[Listed records start]
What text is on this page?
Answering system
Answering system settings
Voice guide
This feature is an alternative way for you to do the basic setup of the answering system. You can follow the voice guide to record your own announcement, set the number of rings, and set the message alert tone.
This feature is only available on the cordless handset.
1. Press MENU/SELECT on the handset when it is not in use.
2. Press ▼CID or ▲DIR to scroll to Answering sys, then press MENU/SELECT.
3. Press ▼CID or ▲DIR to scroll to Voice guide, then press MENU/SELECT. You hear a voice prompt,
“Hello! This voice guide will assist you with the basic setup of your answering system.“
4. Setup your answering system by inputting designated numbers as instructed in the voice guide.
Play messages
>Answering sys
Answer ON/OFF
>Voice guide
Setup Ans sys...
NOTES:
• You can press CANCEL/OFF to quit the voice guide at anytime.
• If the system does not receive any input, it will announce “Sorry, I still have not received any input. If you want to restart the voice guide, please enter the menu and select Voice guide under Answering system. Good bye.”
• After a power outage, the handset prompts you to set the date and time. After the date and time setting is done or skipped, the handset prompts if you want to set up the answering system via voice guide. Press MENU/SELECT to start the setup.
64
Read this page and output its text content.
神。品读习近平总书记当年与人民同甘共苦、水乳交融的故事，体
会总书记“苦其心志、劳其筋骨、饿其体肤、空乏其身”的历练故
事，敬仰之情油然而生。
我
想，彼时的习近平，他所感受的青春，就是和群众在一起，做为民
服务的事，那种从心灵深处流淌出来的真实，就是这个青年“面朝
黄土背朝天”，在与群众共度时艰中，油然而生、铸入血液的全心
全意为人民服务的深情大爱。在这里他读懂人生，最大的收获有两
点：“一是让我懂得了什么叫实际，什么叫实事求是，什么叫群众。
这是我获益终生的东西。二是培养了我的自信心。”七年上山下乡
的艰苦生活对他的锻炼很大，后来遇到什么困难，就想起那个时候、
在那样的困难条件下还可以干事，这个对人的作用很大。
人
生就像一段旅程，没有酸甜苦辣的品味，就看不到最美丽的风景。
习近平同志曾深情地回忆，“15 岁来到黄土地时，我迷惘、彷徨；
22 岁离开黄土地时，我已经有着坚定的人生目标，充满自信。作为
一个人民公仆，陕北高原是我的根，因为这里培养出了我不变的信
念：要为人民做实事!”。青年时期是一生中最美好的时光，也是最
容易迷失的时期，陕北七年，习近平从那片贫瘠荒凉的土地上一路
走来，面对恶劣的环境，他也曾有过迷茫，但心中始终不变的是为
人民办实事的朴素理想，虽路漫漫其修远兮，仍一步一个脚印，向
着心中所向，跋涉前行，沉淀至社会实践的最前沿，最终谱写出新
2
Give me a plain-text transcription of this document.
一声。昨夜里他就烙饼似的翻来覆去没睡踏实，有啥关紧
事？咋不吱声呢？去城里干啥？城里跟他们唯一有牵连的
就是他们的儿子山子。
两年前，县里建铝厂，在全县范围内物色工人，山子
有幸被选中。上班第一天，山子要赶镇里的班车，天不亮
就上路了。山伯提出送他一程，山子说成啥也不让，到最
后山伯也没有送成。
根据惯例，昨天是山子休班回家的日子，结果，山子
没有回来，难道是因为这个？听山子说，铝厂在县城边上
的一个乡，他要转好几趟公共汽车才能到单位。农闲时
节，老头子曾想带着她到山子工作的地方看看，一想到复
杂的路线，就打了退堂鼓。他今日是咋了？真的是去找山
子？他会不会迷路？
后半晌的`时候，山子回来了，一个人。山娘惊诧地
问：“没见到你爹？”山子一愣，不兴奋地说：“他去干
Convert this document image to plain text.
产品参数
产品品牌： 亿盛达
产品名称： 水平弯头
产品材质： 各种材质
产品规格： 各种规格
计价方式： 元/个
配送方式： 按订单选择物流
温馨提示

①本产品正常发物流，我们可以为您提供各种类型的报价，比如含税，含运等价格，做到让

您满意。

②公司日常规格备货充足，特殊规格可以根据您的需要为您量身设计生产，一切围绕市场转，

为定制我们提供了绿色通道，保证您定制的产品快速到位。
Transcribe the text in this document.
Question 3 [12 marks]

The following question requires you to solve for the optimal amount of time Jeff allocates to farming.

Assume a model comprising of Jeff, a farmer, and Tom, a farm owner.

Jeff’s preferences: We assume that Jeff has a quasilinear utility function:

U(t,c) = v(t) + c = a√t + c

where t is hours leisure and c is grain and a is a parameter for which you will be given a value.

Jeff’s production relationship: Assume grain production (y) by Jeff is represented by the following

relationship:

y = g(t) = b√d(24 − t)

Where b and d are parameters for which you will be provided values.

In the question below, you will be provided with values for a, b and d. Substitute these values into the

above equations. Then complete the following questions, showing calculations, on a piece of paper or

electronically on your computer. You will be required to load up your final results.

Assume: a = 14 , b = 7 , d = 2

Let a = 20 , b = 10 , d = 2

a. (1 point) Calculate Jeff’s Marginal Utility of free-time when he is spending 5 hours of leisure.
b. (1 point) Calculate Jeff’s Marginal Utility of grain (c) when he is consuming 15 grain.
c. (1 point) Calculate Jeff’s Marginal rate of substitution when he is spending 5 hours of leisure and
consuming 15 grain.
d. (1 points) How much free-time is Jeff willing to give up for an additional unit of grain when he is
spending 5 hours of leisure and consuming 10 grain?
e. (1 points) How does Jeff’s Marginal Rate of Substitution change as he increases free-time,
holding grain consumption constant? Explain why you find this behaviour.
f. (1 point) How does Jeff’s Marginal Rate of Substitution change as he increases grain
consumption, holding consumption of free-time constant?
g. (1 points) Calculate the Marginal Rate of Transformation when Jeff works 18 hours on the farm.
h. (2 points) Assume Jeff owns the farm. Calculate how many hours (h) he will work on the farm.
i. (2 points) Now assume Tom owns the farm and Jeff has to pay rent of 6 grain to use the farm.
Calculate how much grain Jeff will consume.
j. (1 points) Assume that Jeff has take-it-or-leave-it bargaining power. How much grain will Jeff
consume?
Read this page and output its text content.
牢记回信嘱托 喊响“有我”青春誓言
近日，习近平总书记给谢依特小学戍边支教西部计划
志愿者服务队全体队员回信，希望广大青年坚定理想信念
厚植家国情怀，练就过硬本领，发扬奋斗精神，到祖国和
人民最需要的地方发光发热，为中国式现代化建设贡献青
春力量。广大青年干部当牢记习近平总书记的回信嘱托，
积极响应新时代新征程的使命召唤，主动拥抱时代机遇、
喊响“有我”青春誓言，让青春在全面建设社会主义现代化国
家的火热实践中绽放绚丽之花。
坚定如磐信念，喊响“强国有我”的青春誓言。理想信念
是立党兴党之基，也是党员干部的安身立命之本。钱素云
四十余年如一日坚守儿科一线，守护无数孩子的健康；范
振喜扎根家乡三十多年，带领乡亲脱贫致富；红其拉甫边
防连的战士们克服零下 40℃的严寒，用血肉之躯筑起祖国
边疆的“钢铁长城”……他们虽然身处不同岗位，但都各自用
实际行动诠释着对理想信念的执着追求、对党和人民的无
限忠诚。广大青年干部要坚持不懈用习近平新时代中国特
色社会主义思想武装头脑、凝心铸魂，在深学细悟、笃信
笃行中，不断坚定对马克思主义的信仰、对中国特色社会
[Listed records end]
Copy out each line exactly as written.

• _Expected answer_
What text is on this page?
Answering system
Answering system settings
Voice guide
This feature is an alternative way for you to do the basic setup of the answering system. You can follow the voice guide to record your own announcement, set the number of rings, and set the message alert tone.
This feature is only available on the cordless handset.
1. Press MENU/SELECT on the handset when it is not in use.
2. Press ▼CID or ▲DIR to scroll to Answering sys, then press MENU/SELECT.
3. Press ▼CID or ▲DIR to scroll to Voice guide, then press MENU/SELECT. You hear a voice prompt,
“Hello! This voice guide will assist you with the basic setup of your answering system.“
4. Setup your answering system by inputting designated numbers as instructed in the voice guide.
Play messages
>Answering sys
Answer ON/OFF
>Voice guide
Setup Ans sys...
NOTES:
• You can press CANCEL/OFF to quit the voice guide at anytime.
• If the system does not receive any input, it will announce “Sorry, I still have not received any input. If you want to restart the voice guide, please enter the menu and select Voice guide under Answering system. Good bye.”
• After a power outage, the handset prompts you to set the date and time. After the date and time setting is done or skipped, the handset prompts if you want to set up the answering system via voice guide. Press MENU/SELECT to start the setup.
64
Read this page and output its text content.
神。品读习近平总书记当年与人民同甘共苦、水乳交融的故事，体
会总书记“苦其心志、劳其筋骨、饿其体肤、空乏其身”的历练故
事，敬仰之情油然而生。
我
想，彼时的习近平，他所感受的青春，就是和群众在一起，做为民
服务的事，那种从心灵深处流淌出来的真实，就是这个青年“面朝
黄土背朝天”，在与群众共度时艰中，油然而生、铸入血液的全心
全意为人民服务的深情大爱。在这里他读懂人生，最大的收获有两
点：“一是让我懂得了什么叫实际，什么叫实事求是，什么叫群众。
这是我获益终生的东西。二是培养了我的自信心。”七年上山下乡
的艰苦生活对他的锻炼很大，后来遇到什么困难，就想起那个时候、
在那样的困难条件下还可以干事，这个对人的作用很大。
人
生就像一段旅程，没有酸甜苦辣的品味，就看不到最美丽的风景。
习近平同志曾深情地回忆，“15 岁来到黄土地时，我迷惘、彷徨；
22 岁离开黄土地时，我已经有着坚定的人生目标，充满自信。作为
一个人民公仆，陕北高原是我的根，因为这里培养出了我不变的信
念：要为人民做实事!”。青年时期是一生中最美好的时光，也是最
容易迷失的时期，陕北七年，习近平从那片贫瘠荒凉的土地上一路
走来，面对恶劣的环境，他也曾有过迷茫，但心中始终不变的是为
人民办实事的朴素理想，虽路漫漫其修远兮，仍一步一个脚印，向
着心中所向，跋涉前行，沉淀至社会实践的最前沿，最终谱写出新
2
Give me a plain-text transcription of this document.
一声。昨夜里他就烙饼似的翻来覆去没睡踏实，有啥关紧
事？咋不吱声呢？去城里干啥？城里跟他们唯一有牵连的
就是他们的儿子山子。
两年前，县里建铝厂，在全县范围内物色工人，山子
有幸被选中。上班第一天，山子要赶镇里的班车，天不亮
就上路了。山伯提出送他一程，山子说成啥也不让，到最
后山伯也没有送成。
根据惯例，昨天是山子休班回家的日子，结果，山子
没有回来，难道是因为这个？听山子说，铝厂在县城边上
的一个乡，他要转好几趟公共汽车才能到单位。农闲时
节，老头子曾想带着她到山子工作的地方看看，一想到复
杂的路线，就打了退堂鼓。他今日是咋了？真的是去找山
子？他会不会迷路？
后半晌的`时候，山子回来了，一个人。山娘惊诧地
问：“没见到你爹？”山子一愣，不兴奋地说：“他去干
Convert this document image to plain text.
产品参数
产品品牌： 亿盛达
产品名称： 水平弯头
产品材质： 各种材质
产品规格： 各种规格
计价方式： 元/个
配送方式： 按订单选择物流
温馨提示

①本产品正常发物流，我们可以为您提供各种类型的报价，比如含税，含运等价格，做到让

您满意。

②公司日常规格备货充足，特殊规格可以根据您的需要为您量身设计生产，一切围绕市场转，

为定制我们提供了绿色通道，保证您定制的产品快速到位。
Transcribe the text in this document.
Question 3 [12 marks]

The following question requires you to solve for the optimal amount of time Jeff allocates to farming.

Assume a model comprising of Jeff, a farmer, and Tom, a farm owner.

Jeff’s preferences: We assume that Jeff has a quasilinear utility function:

U(t,c) = v(t) + c = a√t + c

where t is hours leisure and c is grain and a is a parameter for which you will be given a value.

Jeff’s production relationship: Assume grain production (y) by Jeff is represented by the following

relationship:

y = g(t) = b√d(24 − t)

Where b and d are parameters for which you will be provided values.

In the question below, you will be provided with values for a, b and d. Substitute these values into the

above equations. Then complete the following questions, showing calculations, on a piece of paper or

electronically on your computer. You will be required to load up your final results.

Assume: a = 14 , b = 7 , d = 2

Let a = 20 , b = 10 , d = 2

a. (1 point) Calculate Jeff’s Marginal Utility of free-time when he is spending 5 hours of leisure.
b. (1 point) Calculate Jeff’s Marginal Utility of grain (c) when he is consuming 15 grain.
c. (1 point) Calculate Jeff’s Marginal rate of substitution when he is spending 5 hours of leisure and
consuming 15 grain.
d. (1 points) How much free-time is Jeff willing to give up for an additional unit of grain when he is
spending 5 hours of leisure and consuming 10 grain?
e. (1 points) How does Jeff’s Marginal Rate of Substitution change as he increases free-time,
holding grain consumption constant? Explain why you find this behaviour.
f. (1 point) How does Jeff’s Marginal Rate of Substitution change as he increases grain
consumption, holding consumption of free-time constant?
g. (1 points) Calculate the Marginal Rate of Transformation when Jeff works 18 hours on the farm.
h. (2 points) Assume Jeff owns the farm. Calculate how many hours (h) he will work on the farm.
i. (2 points) Now assume Tom owns the farm and Jeff has to pay rent of 6 grain to use the farm.
Calculate how much grain Jeff will consume.
j. (1 points) Assume that Jeff has take-it-or-leave-it bargaining power. How much grain will Jeff
consume?
Read this page and output its text content.
牢记回信嘱托 喊响“有我”青春誓言
近日，习近平总书记给谢依特小学戍边支教西部计划
志愿者服务队全体队员回信，希望广大青年坚定理想信念
厚植家国情怀，练就过硬本领，发扬奋斗精神，到祖国和
人民最需要的地方发光发热，为中国式现代化建设贡献青
春力量。广大青年干部当牢记习近平总书记的回信嘱托，
积极响应新时代新征程的使命召唤，主动拥抱时代机遇、
喊响“有我”青春誓言，让青春在全面建设社会主义现代化国
家的火热实践中绽放绚丽之花。
坚定如磐信念，喊响“强国有我”的青春誓言。理想信念
是立党兴党之基，也是党员干部的安身立命之本。钱素云
四十余年如一日坚守儿科一线，守护无数孩子的健康；范
振喜扎根家乡三十多年，带领乡亲脱贫致富；红其拉甫边
防连的战士们克服零下 40℃的严寒，用血肉之躯筑起祖国
边疆的“钢铁长城”……他们虽然身处不同岗位，但都各自用
实际行动诠释着对理想信念的执着追求、对党和人民的无
限忠诚。广大青年干部要坚持不懈用习近平新时代中国特
色社会主义思想武装头脑、凝心铸魂，在深学细悟、笃信
笃行中，不断坚定对马克思主义的信仰、对中国特色社会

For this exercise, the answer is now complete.